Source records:
****
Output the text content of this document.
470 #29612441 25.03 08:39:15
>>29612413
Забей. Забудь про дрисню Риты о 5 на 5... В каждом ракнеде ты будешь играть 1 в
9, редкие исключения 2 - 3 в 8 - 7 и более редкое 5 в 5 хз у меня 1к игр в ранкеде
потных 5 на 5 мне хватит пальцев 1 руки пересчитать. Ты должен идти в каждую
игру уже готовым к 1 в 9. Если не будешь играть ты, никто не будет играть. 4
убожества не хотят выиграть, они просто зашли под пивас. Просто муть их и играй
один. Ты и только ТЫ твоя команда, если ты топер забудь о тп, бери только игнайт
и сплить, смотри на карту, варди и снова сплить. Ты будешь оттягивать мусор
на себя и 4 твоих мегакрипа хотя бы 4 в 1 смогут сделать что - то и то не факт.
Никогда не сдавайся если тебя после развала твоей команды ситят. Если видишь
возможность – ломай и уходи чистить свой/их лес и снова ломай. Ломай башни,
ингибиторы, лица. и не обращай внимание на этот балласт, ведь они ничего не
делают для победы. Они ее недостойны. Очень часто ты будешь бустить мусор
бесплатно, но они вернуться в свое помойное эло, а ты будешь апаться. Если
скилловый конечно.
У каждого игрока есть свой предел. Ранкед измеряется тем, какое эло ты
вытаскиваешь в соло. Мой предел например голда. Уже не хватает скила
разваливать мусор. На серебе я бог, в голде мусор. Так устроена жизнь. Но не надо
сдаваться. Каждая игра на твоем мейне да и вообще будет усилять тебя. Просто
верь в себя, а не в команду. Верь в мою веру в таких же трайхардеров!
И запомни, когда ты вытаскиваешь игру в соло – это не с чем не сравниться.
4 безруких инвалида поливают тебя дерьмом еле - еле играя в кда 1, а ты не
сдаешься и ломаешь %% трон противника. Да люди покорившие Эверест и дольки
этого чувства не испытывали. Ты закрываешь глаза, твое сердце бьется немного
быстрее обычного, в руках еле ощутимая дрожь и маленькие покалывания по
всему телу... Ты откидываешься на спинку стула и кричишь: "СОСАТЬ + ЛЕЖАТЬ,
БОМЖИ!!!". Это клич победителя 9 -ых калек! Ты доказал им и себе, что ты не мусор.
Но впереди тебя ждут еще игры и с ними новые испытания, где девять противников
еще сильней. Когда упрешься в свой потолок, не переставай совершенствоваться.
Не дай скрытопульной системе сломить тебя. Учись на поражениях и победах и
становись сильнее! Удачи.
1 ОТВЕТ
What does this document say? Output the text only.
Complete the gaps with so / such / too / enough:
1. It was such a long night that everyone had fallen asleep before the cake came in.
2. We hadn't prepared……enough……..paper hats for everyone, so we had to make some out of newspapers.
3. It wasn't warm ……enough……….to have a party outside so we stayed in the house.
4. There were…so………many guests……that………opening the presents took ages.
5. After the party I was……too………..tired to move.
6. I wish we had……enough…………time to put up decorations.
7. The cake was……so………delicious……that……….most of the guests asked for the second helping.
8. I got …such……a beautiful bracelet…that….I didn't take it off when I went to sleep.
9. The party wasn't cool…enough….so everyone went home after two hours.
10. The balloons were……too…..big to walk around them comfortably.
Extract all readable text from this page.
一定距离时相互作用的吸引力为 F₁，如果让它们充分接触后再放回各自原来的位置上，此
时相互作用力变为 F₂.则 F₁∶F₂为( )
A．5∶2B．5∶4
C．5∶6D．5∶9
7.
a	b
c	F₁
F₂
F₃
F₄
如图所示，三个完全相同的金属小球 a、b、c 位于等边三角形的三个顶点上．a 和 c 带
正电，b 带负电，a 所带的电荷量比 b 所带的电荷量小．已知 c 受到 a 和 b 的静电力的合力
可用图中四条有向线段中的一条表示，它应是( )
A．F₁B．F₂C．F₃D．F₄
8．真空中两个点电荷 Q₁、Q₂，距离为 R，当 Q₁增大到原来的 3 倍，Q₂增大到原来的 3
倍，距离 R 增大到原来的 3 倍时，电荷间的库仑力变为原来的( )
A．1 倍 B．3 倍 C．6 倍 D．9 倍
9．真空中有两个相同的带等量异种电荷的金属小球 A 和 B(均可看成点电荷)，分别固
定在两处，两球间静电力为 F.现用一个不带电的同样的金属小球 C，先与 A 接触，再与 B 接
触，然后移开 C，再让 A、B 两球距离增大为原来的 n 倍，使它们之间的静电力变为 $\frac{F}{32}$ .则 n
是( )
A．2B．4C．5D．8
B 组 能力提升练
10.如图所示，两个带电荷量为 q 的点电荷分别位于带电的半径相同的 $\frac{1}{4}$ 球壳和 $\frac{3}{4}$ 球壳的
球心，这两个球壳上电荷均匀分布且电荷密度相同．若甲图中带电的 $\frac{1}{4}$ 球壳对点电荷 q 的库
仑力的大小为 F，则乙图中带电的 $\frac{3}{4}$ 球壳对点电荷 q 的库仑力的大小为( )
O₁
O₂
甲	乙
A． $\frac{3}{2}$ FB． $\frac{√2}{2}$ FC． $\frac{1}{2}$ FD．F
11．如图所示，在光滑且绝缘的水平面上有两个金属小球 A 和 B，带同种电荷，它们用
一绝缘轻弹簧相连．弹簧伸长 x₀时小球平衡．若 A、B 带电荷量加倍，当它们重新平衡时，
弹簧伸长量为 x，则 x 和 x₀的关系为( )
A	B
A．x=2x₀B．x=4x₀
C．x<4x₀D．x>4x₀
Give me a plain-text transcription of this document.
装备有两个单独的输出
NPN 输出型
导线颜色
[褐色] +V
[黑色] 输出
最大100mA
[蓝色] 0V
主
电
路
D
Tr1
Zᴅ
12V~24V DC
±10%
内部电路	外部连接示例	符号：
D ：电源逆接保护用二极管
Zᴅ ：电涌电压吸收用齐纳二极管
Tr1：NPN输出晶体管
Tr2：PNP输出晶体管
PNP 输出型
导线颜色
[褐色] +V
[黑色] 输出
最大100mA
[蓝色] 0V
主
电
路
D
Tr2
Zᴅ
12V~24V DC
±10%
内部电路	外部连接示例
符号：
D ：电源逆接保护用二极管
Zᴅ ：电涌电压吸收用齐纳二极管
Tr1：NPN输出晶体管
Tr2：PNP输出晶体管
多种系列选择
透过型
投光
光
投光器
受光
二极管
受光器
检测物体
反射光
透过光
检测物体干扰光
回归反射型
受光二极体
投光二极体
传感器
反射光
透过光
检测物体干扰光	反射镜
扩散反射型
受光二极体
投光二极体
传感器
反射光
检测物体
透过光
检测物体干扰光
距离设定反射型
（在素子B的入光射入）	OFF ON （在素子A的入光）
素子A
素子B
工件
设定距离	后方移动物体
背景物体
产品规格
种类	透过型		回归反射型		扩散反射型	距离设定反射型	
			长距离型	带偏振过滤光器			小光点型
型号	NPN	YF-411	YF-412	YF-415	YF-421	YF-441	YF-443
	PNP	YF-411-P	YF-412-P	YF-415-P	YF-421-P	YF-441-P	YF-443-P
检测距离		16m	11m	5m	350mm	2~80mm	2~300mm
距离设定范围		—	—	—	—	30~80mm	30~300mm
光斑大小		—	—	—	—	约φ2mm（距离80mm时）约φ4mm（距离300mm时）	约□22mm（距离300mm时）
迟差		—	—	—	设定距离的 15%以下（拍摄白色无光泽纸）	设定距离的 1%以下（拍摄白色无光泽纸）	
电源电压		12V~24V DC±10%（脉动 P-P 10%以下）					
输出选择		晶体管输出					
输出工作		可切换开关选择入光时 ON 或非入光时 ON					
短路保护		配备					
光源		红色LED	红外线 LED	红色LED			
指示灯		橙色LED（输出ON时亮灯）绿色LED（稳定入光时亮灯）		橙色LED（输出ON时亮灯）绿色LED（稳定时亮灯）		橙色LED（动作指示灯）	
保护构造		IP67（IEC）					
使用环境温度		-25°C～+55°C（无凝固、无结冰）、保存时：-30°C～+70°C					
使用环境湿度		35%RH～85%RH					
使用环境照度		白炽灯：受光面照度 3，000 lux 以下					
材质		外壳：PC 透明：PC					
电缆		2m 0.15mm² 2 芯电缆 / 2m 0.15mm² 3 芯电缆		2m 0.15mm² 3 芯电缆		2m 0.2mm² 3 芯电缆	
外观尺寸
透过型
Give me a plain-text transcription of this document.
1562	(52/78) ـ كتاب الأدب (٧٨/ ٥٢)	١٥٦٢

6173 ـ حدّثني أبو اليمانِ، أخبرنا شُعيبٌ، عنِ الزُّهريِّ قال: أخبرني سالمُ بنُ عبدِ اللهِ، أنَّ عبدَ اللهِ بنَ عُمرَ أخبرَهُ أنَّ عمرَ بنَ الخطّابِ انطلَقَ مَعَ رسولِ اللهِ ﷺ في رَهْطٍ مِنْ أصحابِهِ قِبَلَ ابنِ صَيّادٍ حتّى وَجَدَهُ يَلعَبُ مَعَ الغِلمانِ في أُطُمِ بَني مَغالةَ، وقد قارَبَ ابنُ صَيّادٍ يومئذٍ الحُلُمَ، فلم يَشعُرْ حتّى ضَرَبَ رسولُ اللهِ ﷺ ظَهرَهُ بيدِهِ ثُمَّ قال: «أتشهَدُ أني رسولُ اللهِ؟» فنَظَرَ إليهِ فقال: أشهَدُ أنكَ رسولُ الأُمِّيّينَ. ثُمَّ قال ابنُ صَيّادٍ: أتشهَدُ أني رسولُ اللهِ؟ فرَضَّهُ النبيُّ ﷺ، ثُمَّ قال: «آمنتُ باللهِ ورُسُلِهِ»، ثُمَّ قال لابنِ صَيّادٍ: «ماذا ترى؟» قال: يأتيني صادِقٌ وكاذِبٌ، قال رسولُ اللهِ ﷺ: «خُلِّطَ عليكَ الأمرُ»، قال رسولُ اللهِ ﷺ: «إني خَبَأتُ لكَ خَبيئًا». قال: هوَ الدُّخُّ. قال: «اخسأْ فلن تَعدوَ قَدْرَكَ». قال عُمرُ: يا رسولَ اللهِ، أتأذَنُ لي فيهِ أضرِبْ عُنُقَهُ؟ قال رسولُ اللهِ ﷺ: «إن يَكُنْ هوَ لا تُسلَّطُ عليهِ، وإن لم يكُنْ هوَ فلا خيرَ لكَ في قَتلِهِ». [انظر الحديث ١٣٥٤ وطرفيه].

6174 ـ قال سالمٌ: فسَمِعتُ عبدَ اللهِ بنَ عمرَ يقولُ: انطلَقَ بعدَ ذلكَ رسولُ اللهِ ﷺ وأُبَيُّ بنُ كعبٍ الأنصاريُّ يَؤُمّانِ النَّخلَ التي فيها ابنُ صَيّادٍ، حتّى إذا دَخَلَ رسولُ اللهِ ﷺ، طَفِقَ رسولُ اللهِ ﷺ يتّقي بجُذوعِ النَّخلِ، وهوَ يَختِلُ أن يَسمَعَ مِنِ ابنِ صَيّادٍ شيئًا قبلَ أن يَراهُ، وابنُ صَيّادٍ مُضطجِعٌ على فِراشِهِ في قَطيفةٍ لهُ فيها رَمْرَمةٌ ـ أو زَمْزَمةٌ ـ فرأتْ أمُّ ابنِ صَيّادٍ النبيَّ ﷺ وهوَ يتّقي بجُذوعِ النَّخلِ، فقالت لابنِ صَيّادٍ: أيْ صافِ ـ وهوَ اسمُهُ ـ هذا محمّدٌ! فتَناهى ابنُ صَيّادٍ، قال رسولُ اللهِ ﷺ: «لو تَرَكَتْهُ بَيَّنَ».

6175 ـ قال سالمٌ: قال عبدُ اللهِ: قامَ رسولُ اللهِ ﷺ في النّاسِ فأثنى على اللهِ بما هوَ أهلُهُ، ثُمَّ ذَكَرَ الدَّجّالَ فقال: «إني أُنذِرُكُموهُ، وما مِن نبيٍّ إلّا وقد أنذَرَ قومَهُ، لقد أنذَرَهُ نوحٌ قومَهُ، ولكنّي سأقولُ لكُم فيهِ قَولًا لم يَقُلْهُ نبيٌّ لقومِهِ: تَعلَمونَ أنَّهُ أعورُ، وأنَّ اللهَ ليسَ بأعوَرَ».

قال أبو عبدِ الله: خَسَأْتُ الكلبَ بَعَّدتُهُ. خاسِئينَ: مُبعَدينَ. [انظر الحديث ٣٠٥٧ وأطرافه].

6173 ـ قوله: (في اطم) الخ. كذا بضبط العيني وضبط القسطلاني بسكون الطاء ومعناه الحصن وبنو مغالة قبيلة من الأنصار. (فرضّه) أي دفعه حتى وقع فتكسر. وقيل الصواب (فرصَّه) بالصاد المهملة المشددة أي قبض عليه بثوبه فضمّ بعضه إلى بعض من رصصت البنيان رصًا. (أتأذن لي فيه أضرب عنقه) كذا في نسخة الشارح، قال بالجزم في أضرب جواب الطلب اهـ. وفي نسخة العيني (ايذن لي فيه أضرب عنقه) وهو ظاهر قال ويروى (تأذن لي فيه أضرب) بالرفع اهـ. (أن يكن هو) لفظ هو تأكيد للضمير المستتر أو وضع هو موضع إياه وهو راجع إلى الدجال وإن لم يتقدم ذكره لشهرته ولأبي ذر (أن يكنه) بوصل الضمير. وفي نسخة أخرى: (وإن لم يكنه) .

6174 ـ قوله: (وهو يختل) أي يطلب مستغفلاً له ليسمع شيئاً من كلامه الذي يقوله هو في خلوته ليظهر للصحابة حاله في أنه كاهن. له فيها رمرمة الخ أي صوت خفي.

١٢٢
****
What is required:
Search the lines for "Просто". Copy each line that has it.

Solution to this problem:
убожества не хотят выиграть, они просто зашли под пивас. Просто муть их и играй
сдаваться. Каждая игра на твоем мейне да и вообще будет усилять тебя. Просто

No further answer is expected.